+++ SOURCE EXTRACT

Sunday, April 25, 2010

Comparative Effectiveness Research: Follow the Herd or Lead It?

I never took a psychology course in my life. Perhaps, I should have. How was I to know, or even suspect, that years beyond college, I would be the father of 5 kids? In retrospect, I should have been a psych major, so that I could have developed essential parenting skills in negotiating techniques, behavior modification, unflappable self control, brinkmanship, verbal dueling and mind reading. Without a solid psychological foundation, I have been fenced in and cornered by teenagers who know very well that I am shooting blanks. This has not been a fair fight.

Two weeks ago, my daughter and I traveled to the east coast to visit 3 institutions of higher learning. This is the 3rd child that I have done college visits with. By now, I could give these ‘info sessions’ myself. They are verbal versions of Mad Libs, where the speaker simply plugs in terms specific to his institution. For example:

“What really makes __________ University so unique, is our (insert superlative adjective) professors. In our institution, (select a number between 96-99) % of all courses are taught by full professors. They (insert gushing verb with exaggerating potential) undergraduates! Ou professors would much rather hang out in office hours teaching you Physics 101, then pursuing their (insert adjective that is synomym of boring) research with grad students who worship them. For our profs, teaching trumps tenure. An advantage to having a campus in the middle of nowhere, is that our students can (insert activity that sounds amazingly fun even if it doesn’t exist on campus) every weekend.

The sessions often with remarks suggesting that the college can be anything the applicant desires.

"Our institution combines the advantages of a large research university with a small liberal arts intitutions.  It is both urban and rural.  It strives for collaboration and cooperation, but encourages independent inquiry.  It is both vegan and carnivorous..."

++++++
+++ DATASET EXCERPTS

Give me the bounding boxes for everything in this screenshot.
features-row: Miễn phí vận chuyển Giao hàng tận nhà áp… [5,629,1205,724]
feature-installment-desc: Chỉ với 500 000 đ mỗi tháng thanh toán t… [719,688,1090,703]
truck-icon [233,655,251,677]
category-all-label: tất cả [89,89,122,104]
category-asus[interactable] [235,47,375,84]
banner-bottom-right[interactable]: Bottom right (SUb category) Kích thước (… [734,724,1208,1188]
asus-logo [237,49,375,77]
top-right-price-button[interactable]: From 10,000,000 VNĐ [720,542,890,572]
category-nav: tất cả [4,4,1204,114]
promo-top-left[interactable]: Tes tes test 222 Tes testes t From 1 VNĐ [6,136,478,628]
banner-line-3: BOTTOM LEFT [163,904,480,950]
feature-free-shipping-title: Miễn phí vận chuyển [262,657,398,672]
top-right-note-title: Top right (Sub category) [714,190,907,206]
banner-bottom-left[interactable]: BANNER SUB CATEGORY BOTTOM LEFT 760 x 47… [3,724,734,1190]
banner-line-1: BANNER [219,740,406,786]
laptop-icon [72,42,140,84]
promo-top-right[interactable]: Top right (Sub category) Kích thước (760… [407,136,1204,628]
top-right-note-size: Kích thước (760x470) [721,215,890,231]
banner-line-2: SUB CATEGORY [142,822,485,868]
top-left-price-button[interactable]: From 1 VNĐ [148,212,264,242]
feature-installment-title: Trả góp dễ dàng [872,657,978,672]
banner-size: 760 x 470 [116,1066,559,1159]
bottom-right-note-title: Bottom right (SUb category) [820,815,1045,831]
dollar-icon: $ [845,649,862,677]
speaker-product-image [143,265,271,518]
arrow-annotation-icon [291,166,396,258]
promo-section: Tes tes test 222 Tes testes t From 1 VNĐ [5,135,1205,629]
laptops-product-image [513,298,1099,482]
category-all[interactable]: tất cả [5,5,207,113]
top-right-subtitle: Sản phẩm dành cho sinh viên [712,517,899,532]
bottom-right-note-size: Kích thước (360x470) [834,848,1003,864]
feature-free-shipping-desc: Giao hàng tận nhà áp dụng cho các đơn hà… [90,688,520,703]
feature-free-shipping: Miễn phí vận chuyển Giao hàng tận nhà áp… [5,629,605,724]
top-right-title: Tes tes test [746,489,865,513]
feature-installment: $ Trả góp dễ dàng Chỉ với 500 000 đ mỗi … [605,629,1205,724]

++++++

# ACTIVITY LIST
1) In the blog post about college visits, how many institutions did the writer and the writer's daughter travel to the east coast to see?
2) Write what comes next in the blog post about college visits, starting after its final sentence.

# RESPONSE LIST
1) Three.

2)
You get the idea.

Like most parents, I want our kids to be exposed to a spectrum of ideology. Even without a psych background, I coyly influenced my daughter’s choices so that we would be visiting 3 colleges that were philosophically distinct.

      College                                Campus Philosophy

Standard Ivy League                           Liberal

Urban Liberal Arts University         Really liberal

Small Liberal Arts Institution           Socialist


After the ‘info session’, the high schoolers and their parents tour the grounds. This is when various campus features are pointed out that will surely determine if that particular college is the right choice. Here are some sample comments that demonstrate the value of the campus tour.

“Here is the chemistry building. This is where we study chemistry.”
“This is a dorm room. Can everyone see the sink?”
“Our library has 14 gazillion volumes. Most colleges of this size only have 11.”
“This is our main cafeteria. I just started giving tours, so I don’t remember what happens here.”
At the beginning of one of these tours, I witnessed a real live psychology experiment in progress. The courteous admissions staff had provided us with umbrellas as rain was likely. Minutes later on the tour, it started to drizzle. It wasn’t real rain yet, but was steady enough to be annoying. Although we were getting wet, no one opened their umbrella. My daughter whispered to me, “Can I open it?” I needed to think quickly as the wrong advice could jeopardize her chances of admission. “Go ahead,” I replied. She complied. Within 30 seconds, every other umbrella popped open. All this crowd needed was for one person to act, so they could all follow. Why didn’t they act at the proper time? Even my daughter wanted my approval before taking bold action.

Folks are comfortable when they are following the herd. I wondered about this observation with regard to the medical profession. How many of our medical actions and decisions are done in imitation of others? How many of our practices are examples of group think and playing follow the leader? Why does medical dogma and practice take so long to modify?

Physicians, including me, perpetuate practices that may be more based on custom and tradition than on sound or changing medical evidence. Here are some examples, most from my own specialty.

  • Physicians continue to support Prostate-Specific Antigen (PSA) testing despite mountains of evidence against this practice.
  • Gastroenterologists perform colonoscopies reflexively to evaluate fecal occult blood, even though this exercise only rarely yields a significant lesion.
  • Cardiologists stent narrowed coronary arteries that should never have been discovered and aren’t responsible for clinical symtoms.
  • Gastroenterologists have been obtaining biopsies from patients with Barrett’s esophagus on a regular basis for decades, even though there is no persuasive evidence supporting this practice.
  • Hepatitis C is treated with toxic medications that don’t work well. They are widely prescribed.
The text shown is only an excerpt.